== Task to carry out ==
Present the data once more in exactly its original form.

== Data lines ==
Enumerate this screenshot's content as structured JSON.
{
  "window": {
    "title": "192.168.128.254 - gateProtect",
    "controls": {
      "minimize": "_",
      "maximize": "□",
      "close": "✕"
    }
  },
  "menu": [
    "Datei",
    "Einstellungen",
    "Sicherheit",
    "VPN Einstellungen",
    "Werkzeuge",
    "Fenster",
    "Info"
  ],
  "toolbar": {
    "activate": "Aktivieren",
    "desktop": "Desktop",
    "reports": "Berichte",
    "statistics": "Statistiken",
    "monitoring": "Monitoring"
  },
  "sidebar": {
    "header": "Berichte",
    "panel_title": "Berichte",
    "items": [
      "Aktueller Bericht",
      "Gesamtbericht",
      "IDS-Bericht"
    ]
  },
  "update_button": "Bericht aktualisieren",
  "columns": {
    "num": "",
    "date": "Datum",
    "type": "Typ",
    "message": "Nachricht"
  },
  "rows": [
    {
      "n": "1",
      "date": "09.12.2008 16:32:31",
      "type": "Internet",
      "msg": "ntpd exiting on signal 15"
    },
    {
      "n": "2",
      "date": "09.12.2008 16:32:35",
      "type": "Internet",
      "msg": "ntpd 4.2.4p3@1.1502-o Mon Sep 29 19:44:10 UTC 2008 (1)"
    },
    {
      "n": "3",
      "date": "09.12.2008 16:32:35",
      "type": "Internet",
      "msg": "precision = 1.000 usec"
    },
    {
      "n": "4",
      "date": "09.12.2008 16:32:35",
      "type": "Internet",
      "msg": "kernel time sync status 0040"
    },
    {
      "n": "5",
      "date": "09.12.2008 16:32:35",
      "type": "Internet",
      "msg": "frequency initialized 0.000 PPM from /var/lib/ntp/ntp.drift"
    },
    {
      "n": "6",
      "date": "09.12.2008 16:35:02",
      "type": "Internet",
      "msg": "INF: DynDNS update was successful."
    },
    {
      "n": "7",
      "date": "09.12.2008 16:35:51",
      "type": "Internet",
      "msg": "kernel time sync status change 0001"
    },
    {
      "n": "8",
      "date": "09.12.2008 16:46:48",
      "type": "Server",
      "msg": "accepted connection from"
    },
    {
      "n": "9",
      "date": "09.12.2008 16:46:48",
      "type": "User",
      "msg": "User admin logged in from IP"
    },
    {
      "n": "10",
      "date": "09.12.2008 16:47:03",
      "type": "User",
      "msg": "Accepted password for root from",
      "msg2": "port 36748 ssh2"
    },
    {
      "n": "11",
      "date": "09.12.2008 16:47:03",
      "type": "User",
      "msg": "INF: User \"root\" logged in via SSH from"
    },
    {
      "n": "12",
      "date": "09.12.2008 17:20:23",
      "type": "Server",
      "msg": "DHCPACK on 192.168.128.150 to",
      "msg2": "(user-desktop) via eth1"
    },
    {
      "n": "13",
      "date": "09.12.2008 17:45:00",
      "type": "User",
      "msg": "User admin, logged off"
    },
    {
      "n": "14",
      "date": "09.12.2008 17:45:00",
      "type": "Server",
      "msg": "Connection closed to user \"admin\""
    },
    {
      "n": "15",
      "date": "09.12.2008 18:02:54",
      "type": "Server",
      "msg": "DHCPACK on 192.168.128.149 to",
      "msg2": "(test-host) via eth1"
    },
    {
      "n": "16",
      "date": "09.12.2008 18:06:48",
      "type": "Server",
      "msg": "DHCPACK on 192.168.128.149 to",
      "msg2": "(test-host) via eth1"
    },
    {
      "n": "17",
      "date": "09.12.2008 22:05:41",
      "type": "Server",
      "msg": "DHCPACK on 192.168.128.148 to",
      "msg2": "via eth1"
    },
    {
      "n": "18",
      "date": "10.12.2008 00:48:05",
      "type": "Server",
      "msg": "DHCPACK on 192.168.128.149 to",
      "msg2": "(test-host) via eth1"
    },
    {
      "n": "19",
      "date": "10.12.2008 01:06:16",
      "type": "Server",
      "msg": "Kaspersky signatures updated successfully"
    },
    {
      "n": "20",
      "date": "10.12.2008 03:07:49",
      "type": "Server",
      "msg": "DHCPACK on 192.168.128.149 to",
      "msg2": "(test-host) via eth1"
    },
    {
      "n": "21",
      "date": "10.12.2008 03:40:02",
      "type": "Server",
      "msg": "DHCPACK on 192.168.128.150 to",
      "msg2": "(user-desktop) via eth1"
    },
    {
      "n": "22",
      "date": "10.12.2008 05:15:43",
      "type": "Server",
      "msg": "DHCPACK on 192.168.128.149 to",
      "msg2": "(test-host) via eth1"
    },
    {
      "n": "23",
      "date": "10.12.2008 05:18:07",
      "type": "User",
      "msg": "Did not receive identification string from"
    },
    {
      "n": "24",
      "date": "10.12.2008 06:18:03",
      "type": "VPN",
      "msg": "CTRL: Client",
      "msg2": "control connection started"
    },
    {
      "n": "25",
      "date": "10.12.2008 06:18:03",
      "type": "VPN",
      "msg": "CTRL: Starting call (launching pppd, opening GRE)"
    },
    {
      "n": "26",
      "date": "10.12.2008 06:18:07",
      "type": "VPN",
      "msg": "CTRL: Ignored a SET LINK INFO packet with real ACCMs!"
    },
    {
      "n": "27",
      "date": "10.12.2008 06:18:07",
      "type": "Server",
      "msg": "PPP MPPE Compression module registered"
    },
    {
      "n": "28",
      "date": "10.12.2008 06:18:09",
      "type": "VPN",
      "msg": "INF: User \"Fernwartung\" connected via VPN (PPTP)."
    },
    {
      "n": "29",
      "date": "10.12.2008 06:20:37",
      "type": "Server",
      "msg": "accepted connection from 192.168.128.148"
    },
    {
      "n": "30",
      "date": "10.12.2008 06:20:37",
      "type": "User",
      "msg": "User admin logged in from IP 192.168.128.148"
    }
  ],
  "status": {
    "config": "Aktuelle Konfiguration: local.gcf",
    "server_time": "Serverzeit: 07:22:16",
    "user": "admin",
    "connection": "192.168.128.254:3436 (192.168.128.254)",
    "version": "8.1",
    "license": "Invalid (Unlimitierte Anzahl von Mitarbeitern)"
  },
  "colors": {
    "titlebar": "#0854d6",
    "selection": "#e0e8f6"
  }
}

== Result for this task ==
Enumerate this screenshot's content as structured JSON.
{
  "window": {
    "title": "192.168.128.254 - gateProtect",
    "controls": {
      "minimize": "_",
      "maximize": "□",
      "close": "✕"
    }
  },
  "menu": [
    "Datei",
    "Einstellungen",
    "Sicherheit",
    "VPN Einstellungen",
    "Werkzeuge",
    "Fenster",
    "Info"
  ],
  "toolbar": {
    "activate": "Aktivieren",
    "desktop": "Desktop",
    "reports": "Berichte",
    "statistics": "Statistiken",
    "monitoring": "Monitoring"
  },
  "sidebar": {
    "header": "Berichte",
    "panel_title": "Berichte",
    "items": [
      "Aktueller Bericht",
      "Gesamtbericht",
      "IDS-Bericht"
    ]
  },
  "update_button": "Bericht aktualisieren",
  "columns": {
    "num": "",
    "date": "Datum",
    "type": "Typ",
    "message": "Nachricht"
  },
  "rows": [
    {
      "n": "1",
      "date": "09.12.2008 16:32:31",
      "type": "Internet",
      "msg": "ntpd exiting on signal 15"
    },
    {
      "n": "2",
      "date": "09.12.2008 16:32:35",
      "type": "Internet",
      "msg": "ntpd 4.2.4p3@1.1502-o Mon Sep 29 19:44:10 UTC 2008 (1)"
    },
    {
      "n": "3",
      "date": "09.12.2008 16:32:35",
      "type": "Internet",
      "msg": "precision = 1.000 usec"
    },
    {
      "n": "4",
      "date": "09.12.2008 16:32:35",
      "type": "Internet",
      "msg": "kernel time sync status 0040"
    },
    {
      "n": "5",
      "date": "09.12.2008 16:32:35",
      "type": "Internet",
      "msg": "frequency initialized 0.000 PPM from /var/lib/ntp/ntp.drift"
    },
    {
      "n": "6",
      "date": "09.12.2008 16:35:02",
      "type": "Internet",
      "msg": "INF: DynDNS update was successful."
    },
    {
      "n": "7",
      "date": "09.12.2008 16:35:51",
      "type": "Internet",
      "msg": "kernel time sync status change 0001"
    },
    {
      "n": "8",
      "date": "09.12.2008 16:46:48",
      "type": "Server",
      "msg": "accepted connection from"
    },
    {
      "n": "9",
      "date": "09.12.2008 16:46:48",
      "type": "User",
      "msg": "User admin logged in from IP"
    },
    {
      "n": "10",
      "date": "09.12.2008 16:47:03",
      "type": "User",
      "msg": "Accepted password for root from",
      "msg2": "port 36748 ssh2"
    },
    {
      "n": "11",
      "date": "09.12.2008 16:47:03",
      "type": "User",
      "msg": "INF: User \"root\" logged in via SSH from"
    },
    {
      "n": "12",
      "date": "09.12.2008 17:20:23",
      "type": "Server",
      "msg": "DHCPACK on 192.168.128.150 to",
      "msg2": "(user-desktop) via eth1"
    },
    {
      "n": "13",
      "date": "09.12.2008 17:45:00",
      "type": "User",
      "msg": "User admin, logged off"
    },
    {
      "n": "14",
      "date": "09.12.2008 17:45:00",
      "type": "Server",
      "msg": "Connection closed to user \"admin\""
    },
    {
      "n": "15",
      "date": "09.12.2008 18:02:54",
      "type": "Server",
      "msg": "DHCPACK on 192.168.128.149 to",
      "msg2": "(test-host) via eth1"
    },
    {
      "n": "16",
      "date": "09.12.2008 18:06:48",
      "type": "Server",
      "msg": "DHCPACK on 192.168.128.149 to",
      "msg2": "(test-host) via eth1"
    },
    {
      "n": "17",
      "date": "09.12.2008 22:05:41",
      "type": "Server",
      "msg": "DHCPACK on 192.168.128.148 to",
      "msg2": "via eth1"
    },
    {
      "n": "18",
      "date": "10.12.2008 00:48:05",
      "type": "Server",
      "msg": "DHCPACK on 192.168.128.149 to",
      "msg2": "(test-host) via eth1"
    },
    {
      "n": "19",
      "date": "10.12.2008 01:06:16",
      "type": "Server",
      "msg": "Kaspersky signatures updated successfully"
    },
    {
      "n": "20",
      "date": "10.12.2008 03:07:49",
      "type": "Server",
      "msg": "DHCPACK on 192.168.128.149 to",
      "msg2": "(test-host) via eth1"
    },
    {
      "n": "21",
      "date": "10.12.2008 03:40:02",
      "type": "Server",
      "msg": "DHCPACK on 192.168.128.150 to",
      "msg2": "(user-desktop) via eth1"
    },
    {
      "n": "22",
      "date": "10.12.2008 05:15:43",
      "type": "Server",
      "msg": "DHCPACK on 192.168.128.149 to",
      "msg2": "(test-host) via eth1"
    },
    {
      "n": "23",
      "date": "10.12.2008 05:18:07",
      "type": "User",
      "msg": "Did not receive identification string from"
    },
    {
      "n": "24",
      "date": "10.12.2008 06:18:03",
      "type": "VPN",
      "msg": "CTRL: Client",
      "msg2": "control connection started"
    },
    {
      "n": "25",
      "date": "10.12.2008 06:18:03",
      "type": "VPN",
      "msg": "CTRL: Starting call (launching pppd, opening GRE)"
    },
    {
      "n": "26",
      "date": "10.12.2008 06:18:07",
      "type": "VPN",
      "msg": "CTRL: Ignored a SET LINK INFO packet with real ACCMs!"
    },
    {
      "n": "27",
      "date": "10.12.2008 06:18:07",
      "type": "Server",
      "msg": "PPP MPPE Compression module registered"
    },
    {
      "n": "28",
      "date": "10.12.2008 06:18:09",
      "type": "VPN",
      "msg": "INF: User \"Fernwartung\" connected via VPN (PPTP)."
    },
    {
      "n": "29",
      "date": "10.12.2008 06:20:37",
      "type": "Server",
      "msg": "accepted connection from 192.168.128.148"
    },
    {
      "n": "30",
      "date": "10.12.2008 06:20:37",
      "type": "User",
      "msg": "User admin logged in from IP 192.168.128.148"
    }
  ],
  "status": {
    "config": "Aktuelle Konfiguration: local.gcf",
    "server_time": "Serverzeit: 07:22:16",
    "user": "admin",
    "connection": "192.168.128.254:3436 (192.168.128.254)",
    "version": "8.1",
    "license": "Invalid (Unlimitierte Anzahl von Mitarbeitern)"
  },
  "colors": {
    "titlebar": "#0854d6",
    "selection": "#e0e8f6"
  }
}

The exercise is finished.